* **Yönerge 1**
Kentsel tarımla ilgili metinden "New York ve Chicago’daki" ifadesinden "katılmaktan memnuniyet duyuyor." ifadesine kadar olan kısmı hiçbir değişiklik yapmadan kopyalayın.

* **Okunacak bölüm**

Küresel bir analize göre, birçok mahsulün yüzde 10 kadarı kentsel tarımla üretilebilir. Bununla birlikte, kentsel tarımın birçok olumlu getirisi de var.
Amy Crawford, 15.02.2018/ Çeviri: Ezgi Atar
Gotham Greens markasının kutulanmış marulları, 2009’dan beri New York ve Upper Midwest’in yüksek gelir gruplarına hitap eden marketlerin raflarında “Windy City Cruch” (Rüzgarlı Şehrin Çıtırtısı), “Queens Crisps” (Kraliçelerin Gevreği), “Blooming Brooklyn Iceberg” (Filizlenen Brooklyn Buzdağı) isimleriyle yerini alıyor. Görünen o ki şirket, salata sattığı kadar hikaye de satıyor.
New York ve Chicago’daki binaların çatılarında, hidroponik seralarda yetiştirilen yeşillikler, hasat edildikten sonra saatler için yakınlardaki mağazalara ve restoranlara gönderiliyor. Böylece daha taze ürünler, bozulmadan tüketicilerle buluşuyor. Üstelik kırsalda yapılan benzer bir operasyona kıyasla, taşımacılık kaynaklı salınım daha az. Aynı zamanda müşteri, yerel gıda ağına katılmaktan memnuniyet duyuyor.

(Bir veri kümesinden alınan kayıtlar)
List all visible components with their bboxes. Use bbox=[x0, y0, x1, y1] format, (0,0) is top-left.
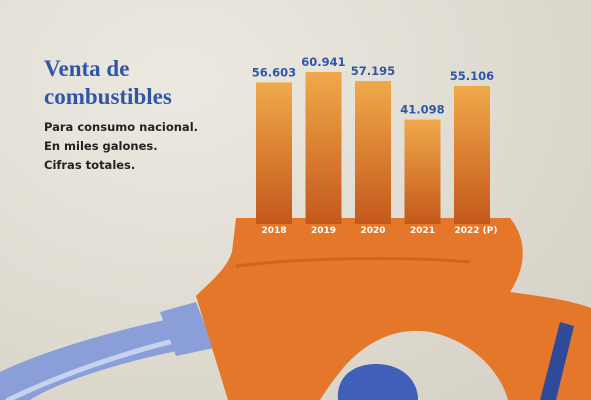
fuel-nozzle-icon bbox=[196, 218, 591, 400]
bar-value-label: 57.195 bbox=[351, 64, 395, 78]
bar-2019 bbox=[305, 72, 342, 224]
bar-series: 56.603 2018 60.941 2019 57.195 2020 41.098 2021… bbox=[252, 55, 498, 236]
subtitle-line-3: Cifras totales. bbox=[44, 158, 136, 172]
bar-category-label: 2018 bbox=[261, 226, 286, 236]
nozzle-body bbox=[196, 218, 591, 400]
bar-value-label: 56.603 bbox=[252, 65, 296, 79]
bar-value-label: 41.098 bbox=[400, 103, 444, 117]
fuel-hose-icon bbox=[0, 302, 418, 400]
nozzle-spout-dark bbox=[337, 364, 418, 400]
bar-category-label: 2019 bbox=[311, 226, 336, 236]
chart-subtitle: Para consumo nacional. En miles galones.… bbox=[44, 118, 244, 175]
page-title: Venta de combustibles bbox=[44, 56, 172, 109]
bar-2020 bbox=[355, 80, 391, 224]
bar-2022-P bbox=[454, 85, 490, 225]
nozzle-handle-groove bbox=[235, 257, 471, 268]
bar-value-label: 55.106 bbox=[450, 69, 494, 83]
bar-2018 bbox=[256, 82, 292, 224]
bar-category-label: 2021 bbox=[410, 226, 435, 236]
bar-category-label: 2022 (P) bbox=[454, 226, 497, 236]
bar-category-label: 2020 bbox=[360, 226, 385, 236]
nozzle-lever-shadow bbox=[540, 322, 574, 400]
hose-collar bbox=[160, 302, 214, 356]
bar-2021 bbox=[404, 119, 441, 224]
subtitle-line-2: En miles galones. bbox=[44, 139, 158, 153]
subtitle-line-1: Para consumo nacional. bbox=[44, 120, 199, 134]
bar-value-label: 60.941 bbox=[301, 55, 345, 69]
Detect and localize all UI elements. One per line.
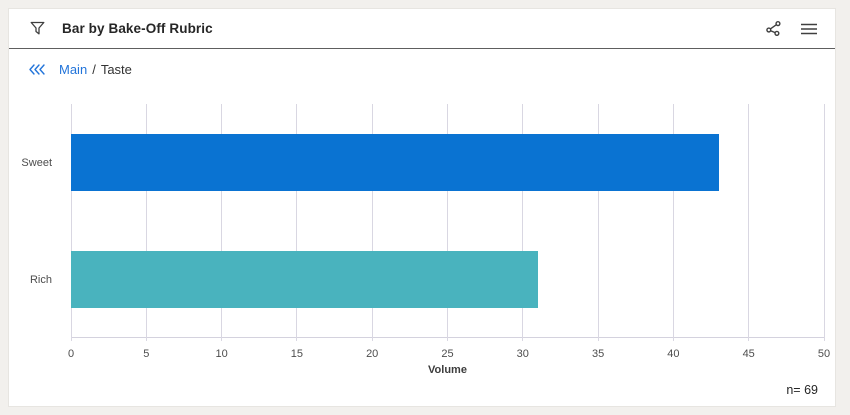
- x-tick-label-35: 35: [591, 348, 605, 360]
- share-icon[interactable]: [762, 18, 784, 40]
- x-tick-label-10: 10: [215, 348, 228, 360]
- y-category-label-rich: Rich: [29, 273, 52, 286]
- tickmark-x-50: [823, 337, 825, 341]
- gridline-x-5: [145, 104, 147, 337]
- tickmark-x-5: [145, 337, 147, 341]
- tickmark-x-0: [70, 337, 72, 341]
- breadcrumb-separator: /: [92, 62, 96, 77]
- hamburger-menu-icon[interactable]: [798, 18, 820, 40]
- gridline-x-15: [296, 104, 298, 337]
- tickmark-x-30: [522, 337, 524, 341]
- gridline-x-0: [70, 104, 72, 337]
- tickmark-x-15: [296, 337, 298, 341]
- bar-sweet[interactable]: [71, 134, 719, 191]
- tickmark-x-45: [748, 337, 750, 341]
- gridline-x-30: [522, 104, 524, 337]
- x-tick-label-30: 30: [516, 348, 529, 360]
- tickmark-x-40: [672, 337, 674, 341]
- bar-rich[interactable]: [71, 251, 538, 308]
- y-axis-labels: Sweet Rich: [9, 104, 63, 338]
- gridline-x-20: [371, 104, 373, 337]
- y-category-label-sweet: Sweet: [21, 156, 52, 169]
- x-axis-ticks: 0 5 10 15 20 25 30 35 40 45 50: [67, 345, 830, 360]
- sample-size-label: n= 69: [786, 383, 818, 397]
- card-header: Bar by Bake-Off Rubric: [9, 9, 835, 49]
- x-tick-label-20: 20: [366, 348, 379, 360]
- breadcrumb: Main / Taste: [9, 49, 835, 77]
- chart-card: Bar by Bake-Off Rubric: [8, 8, 836, 407]
- filter-funnel-icon[interactable]: [26, 18, 48, 40]
- gridline-x-35: [597, 104, 599, 337]
- x-tick-label-45: 45: [742, 348, 755, 360]
- x-tick-label-15: 15: [290, 348, 304, 360]
- gridline-x-10: [221, 104, 223, 337]
- tickmark-x-35: [597, 337, 599, 341]
- breadcrumb-link-main[interactable]: Main: [59, 62, 88, 77]
- x-tick-label-0: 0: [67, 348, 75, 360]
- gridline-x-25: [447, 104, 448, 337]
- gridline-x-50: [823, 104, 825, 337]
- tickmark-x-20: [371, 337, 373, 341]
- gridline-x-45: [748, 104, 750, 337]
- x-tick-label-50: 50: [817, 348, 831, 360]
- gridline-x-40: [672, 104, 674, 337]
- tickmark-x-10: [221, 337, 223, 341]
- breadcrumb-current-taste: Taste: [100, 62, 132, 77]
- card-title: Bar by Bake-Off Rubric: [62, 21, 213, 36]
- plot-area: [70, 104, 825, 341]
- x-axis-title: Volume: [428, 364, 467, 376]
- x-tick-label-40: 40: [667, 348, 680, 360]
- x-tick-label-5: 5: [143, 348, 150, 360]
- x-tick-label-25: 25: [441, 348, 454, 360]
- triple-chevron-left-icon[interactable]: [29, 64, 46, 75]
- tickmark-x-25: [447, 337, 448, 341]
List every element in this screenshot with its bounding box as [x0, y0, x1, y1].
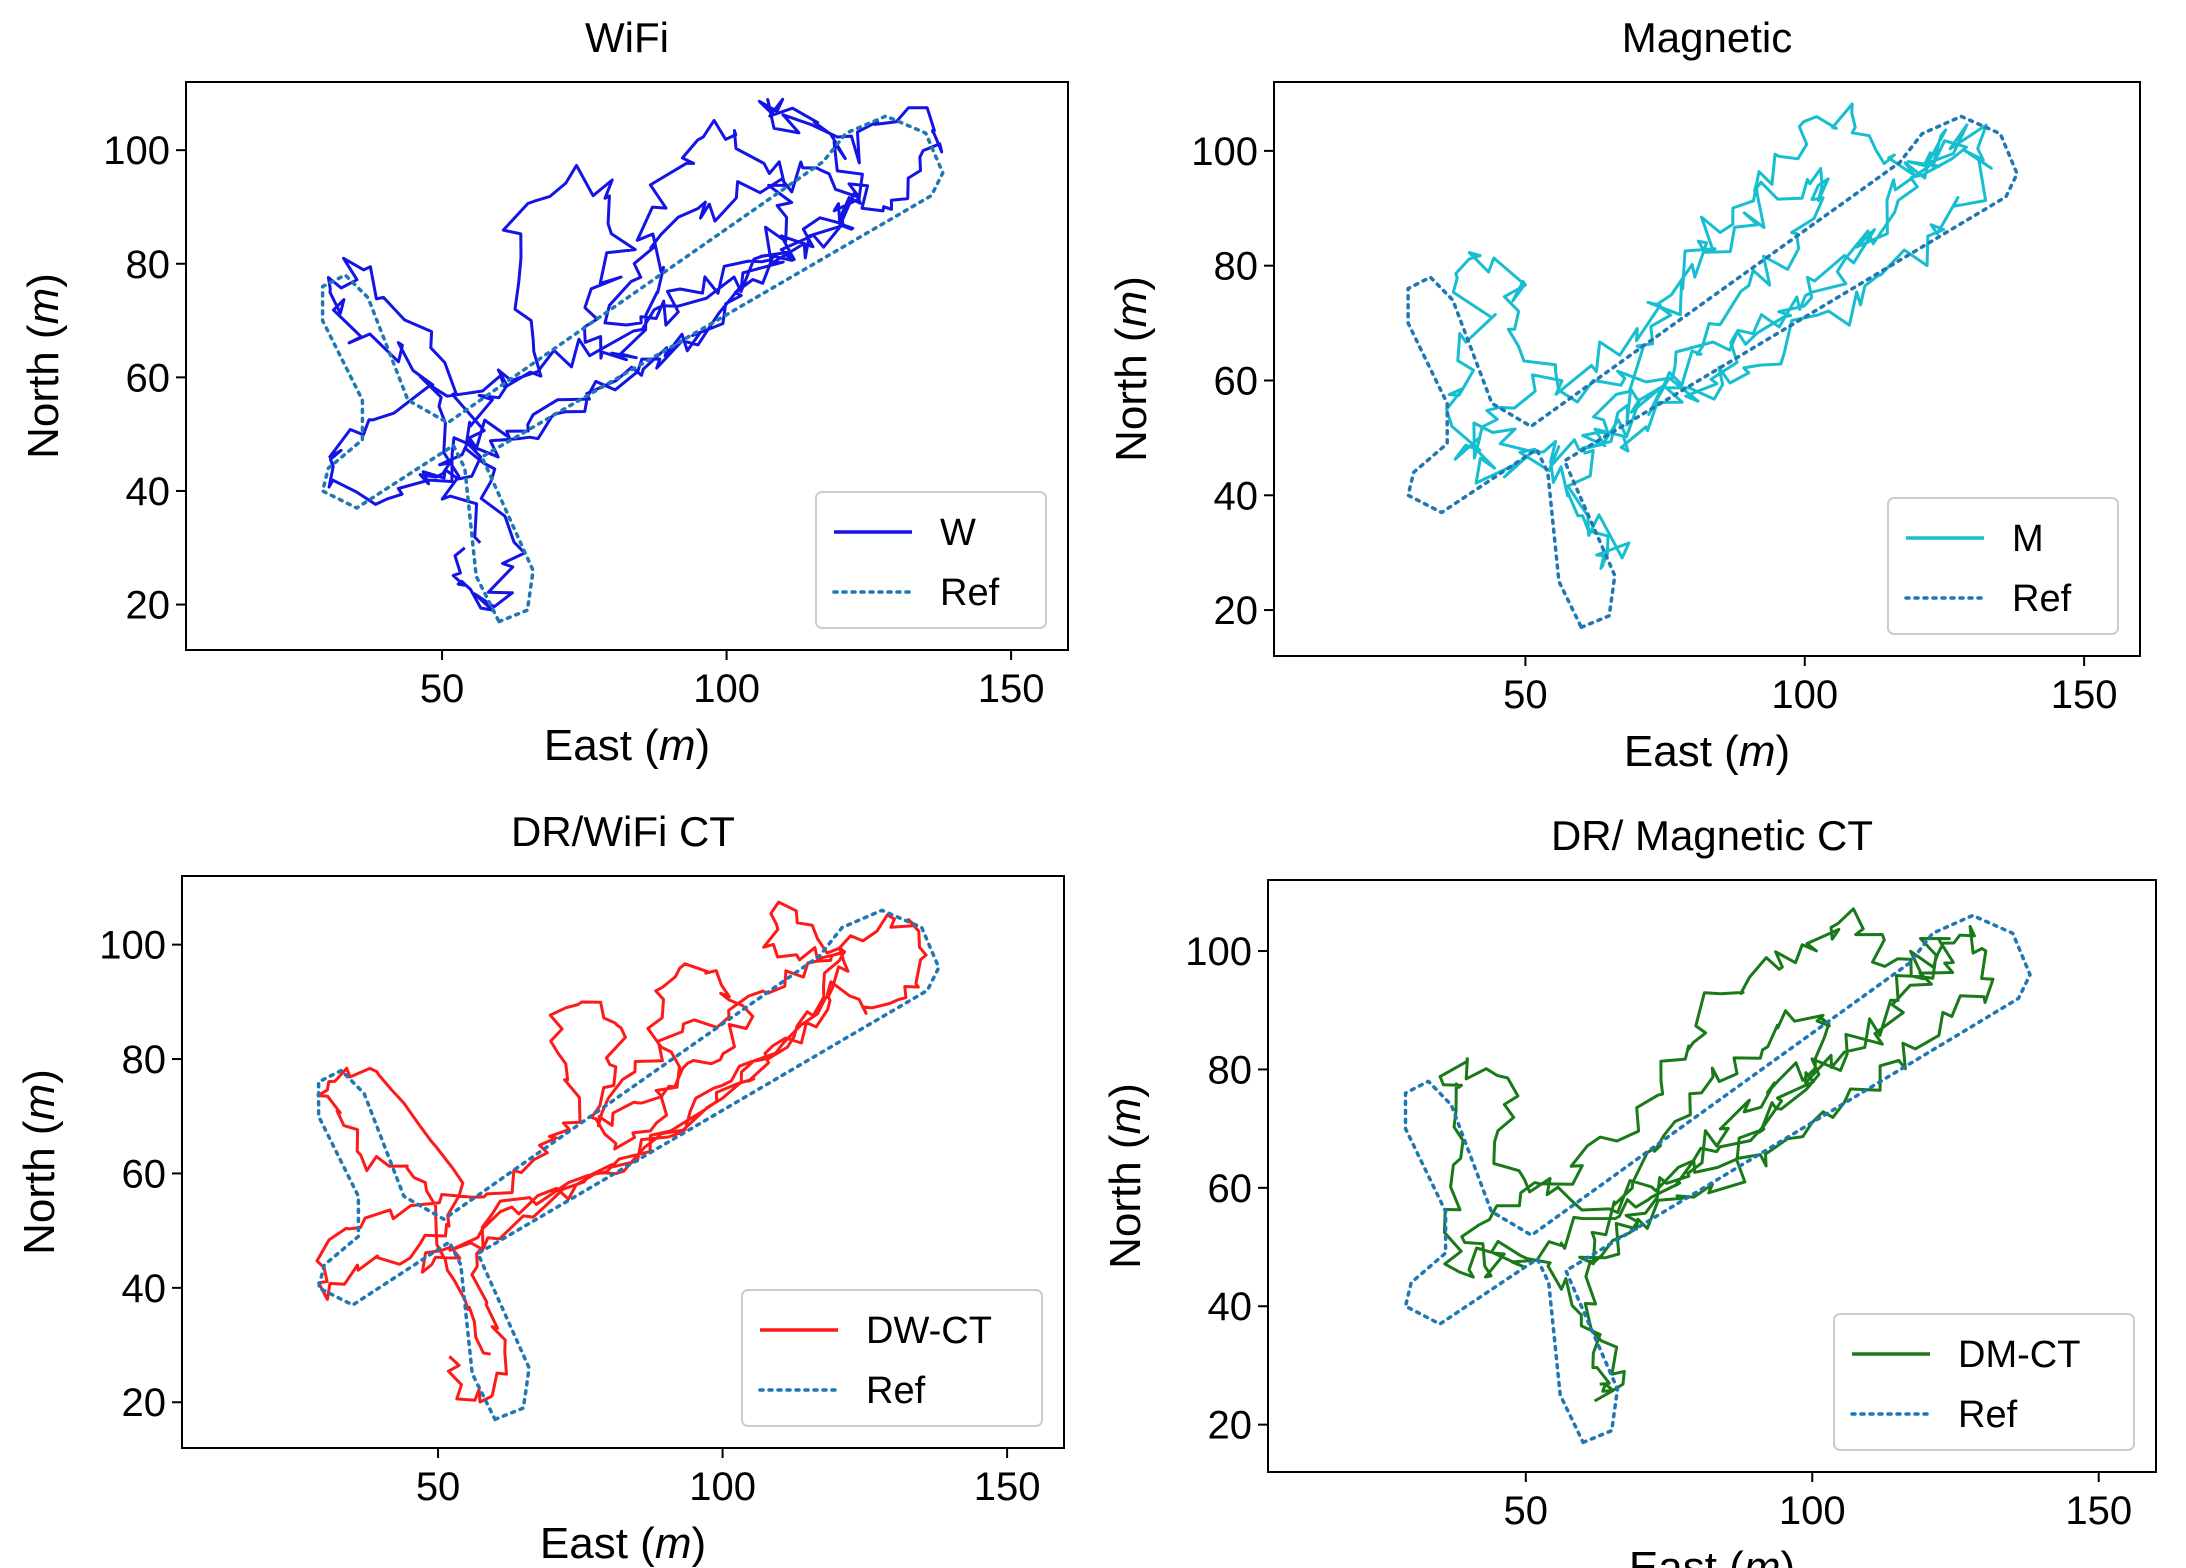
x-tick-label: 50 — [420, 667, 465, 711]
x-axis-label: East (m) — [1624, 727, 1790, 776]
panel-3: DR/WiFi CT 50 100 150 20 40 60 80 100 East (m) Nor… — [15, 808, 1065, 1568]
y-axis-label: North (m) — [15, 1069, 64, 1255]
y-tick-label: 80 — [1208, 1048, 1253, 1092]
legend: M Ref — [1887, 497, 2119, 635]
y-tick-label: 60 — [126, 356, 171, 400]
legend-box — [1887, 497, 2119, 635]
x-axis-label: East (m) — [1629, 1543, 1795, 1568]
panel-title: WiFi — [585, 14, 669, 61]
x-tick-label: 150 — [978, 667, 1045, 711]
legend-label: Ref — [1958, 1394, 2018, 1436]
series-group — [1403, 907, 2032, 1445]
legend: DW-CT Ref — [741, 1289, 1043, 1427]
x-tick-label: 100 — [1779, 1489, 1846, 1533]
legend: W Ref — [815, 491, 1047, 629]
legend-box — [741, 1289, 1043, 1427]
series-line-ref — [316, 908, 941, 1422]
legend-label: DM-CT — [1958, 1334, 2080, 1376]
axes-frame — [1267, 879, 2157, 1473]
x-axis-label: East (m) — [544, 721, 710, 770]
series-line-dm-ct — [1438, 907, 1995, 1403]
legend-label: M — [2012, 518, 2044, 560]
series-line-m — [1445, 102, 1993, 570]
panel-2: Magnetic 50 100 150 20 40 60 80 100 East (m) North… — [1107, 14, 2141, 776]
legend-box — [1833, 1313, 2135, 1451]
x-tick-label: 100 — [689, 1465, 756, 1509]
y-axis-label: North (m) — [19, 273, 68, 459]
y-tick-label: 20 — [126, 584, 171, 628]
axes-frame — [181, 875, 1065, 1449]
series-line-ref — [320, 114, 945, 624]
y-tick-label: 100 — [1185, 930, 1252, 974]
y-tick-label: 80 — [122, 1038, 167, 1082]
legend-box — [815, 491, 1047, 629]
x-tick-label: 150 — [974, 1465, 1041, 1509]
y-tick-label: 80 — [1214, 245, 1259, 289]
y-tick-label: 40 — [122, 1267, 167, 1311]
y-axis-label: North (m) — [1107, 276, 1156, 462]
y-tick-label: 100 — [1191, 130, 1258, 174]
legend: DM-CT Ref — [1833, 1313, 2135, 1451]
x-tick-label: 150 — [2065, 1489, 2132, 1533]
legend-label: Ref — [940, 572, 1000, 614]
x-tick-label: 50 — [1504, 1489, 1549, 1533]
y-tick-label: 60 — [122, 1152, 167, 1196]
y-tick-label: 60 — [1208, 1167, 1253, 1211]
x-tick-label: 100 — [693, 667, 760, 711]
y-tick-label: 100 — [103, 129, 170, 173]
y-tick-label: 80 — [126, 243, 171, 287]
x-tick-label: 100 — [1771, 673, 1838, 717]
axes-frame — [1273, 81, 2141, 657]
x-tick-label: 50 — [416, 1465, 461, 1509]
x-tick-label: 150 — [2051, 673, 2118, 717]
y-tick-label: 40 — [1208, 1285, 1253, 1329]
y-tick-label: 20 — [1208, 1404, 1253, 1448]
panel-1: WiFi 50 100 150 20 40 60 80 100 East (m) North (m)… — [19, 14, 1069, 770]
y-axis-label: North (m) — [1101, 1083, 1150, 1269]
x-tick-label: 50 — [1503, 673, 1548, 717]
axes-frame — [185, 81, 1069, 651]
legend-label: DW-CT — [866, 1310, 992, 1352]
legend-label: Ref — [2012, 578, 2072, 620]
series-group — [315, 900, 941, 1422]
y-tick-label: 40 — [126, 470, 171, 514]
panel-title: DR/ Magnetic CT — [1551, 812, 1873, 859]
series-group — [1406, 102, 2019, 630]
y-tick-label: 60 — [1214, 359, 1259, 403]
series-line-ref — [1406, 114, 2019, 630]
series-line-ref — [1403, 913, 2032, 1445]
y-tick-label: 100 — [99, 924, 166, 968]
legend-label: W — [940, 512, 976, 554]
y-tick-label: 20 — [122, 1381, 167, 1425]
legend-label: Ref — [866, 1370, 926, 1412]
y-tick-label: 40 — [1214, 474, 1259, 518]
series-line-w — [326, 97, 944, 612]
x-axis-label: East (m) — [540, 1519, 706, 1568]
series-group — [320, 97, 945, 624]
panel-4: DR/ Magnetic CT 50 100 150 20 40 60 80 100 East (… — [1101, 812, 2157, 1568]
panel-title: DR/WiFi CT — [511, 808, 735, 855]
y-tick-label: 20 — [1214, 589, 1259, 633]
panel-title: Magnetic — [1622, 14, 1792, 61]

* **Yönerge 2**
Kayıtlardaki "fuel-nozzle-icon bbox=[196, 218, 591, 400]" bulunan satırdan "Detect and localize" bulunan satıra kadar, iki uç satır da dahil, satırları aynen yazın. Yalnızca bu satırları verin.

* **Eksiksiz yanıt 1**
New York ve Chicago’daki binaların çatılarında, hidroponik seralarda yetiştirilen yeşillikler, hasat edildikten sonra saatler için yakınlardaki mağazalara ve restoranlara gönderiliyor. Böylece daha taze ürünler, bozulmadan tüketicilerle buluşuyor. Üstelik kırsalda yapılan benzer bir operasyona kıyasla, taşımacılık kaynaklı salınım daha az. Aynı zamanda müşteri, yerel gıda ağına katılmaktan memnuniyet duyuyor.

* **Eksiksiz yanıt 2**
fuel-nozzle-icon bbox=[196, 218, 591, 400]
bar-value-label: 57.195 bbox=[351, 64, 395, 78]
bar-2019 bbox=[305, 72, 342, 224]
bar-series: 56.603 2018 60.941 2019 57.195 2020 41.098 2021… bbox=[252, 55, 498, 236]
subtitle-line-3: Cifras totales. bbox=[44, 158, 136, 172]
bar-category-label: 2018 bbox=[261, 226, 286, 236]
nozzle-body bbox=[196, 218, 591, 400]
bar-value-label: 56.603 bbox=[252, 65, 296, 79]
bar-value-label: 41.098 bbox=[400, 103, 444, 117]
fuel-hose-icon bbox=[0, 302, 418, 400]
nozzle-spout-dark bbox=[337, 364, 418, 400]
bar-category-label: 2019 bbox=[311, 226, 336, 236]
chart-subtitle: Para consumo nacional. En miles galones.… bbox=[44, 118, 244, 175]
page-title: Venta de combustibles bbox=[44, 56, 172, 109]
bar-2020 bbox=[355, 80, 391, 224]
bar-2022-P bbox=[454, 85, 490, 225]
nozzle-handle-groove bbox=[235, 257, 471, 268]
bar-value-label: 55.106 bbox=[450, 69, 494, 83]
bar-2018 bbox=[256, 82, 292, 224]
bar-category-label: 2021 bbox=[410, 226, 435, 236]
bar-category-label: 2022 (P) bbox=[454, 226, 497, 236]
bar-category-label: 2020 bbox=[360, 226, 385, 236]
nozzle-lever-shadow bbox=[540, 322, 574, 400]
hose-collar bbox=[160, 302, 214, 356]
bar-2021 bbox=[404, 119, 441, 224]
subtitle-line-2: En miles galones. bbox=[44, 139, 158, 153]
subtitle-line-1: Para consumo nacional. bbox=[44, 120, 199, 134]
bar-value-label: 60.941 bbox=[301, 55, 345, 69]
Detect and localize all UI elements. One per line.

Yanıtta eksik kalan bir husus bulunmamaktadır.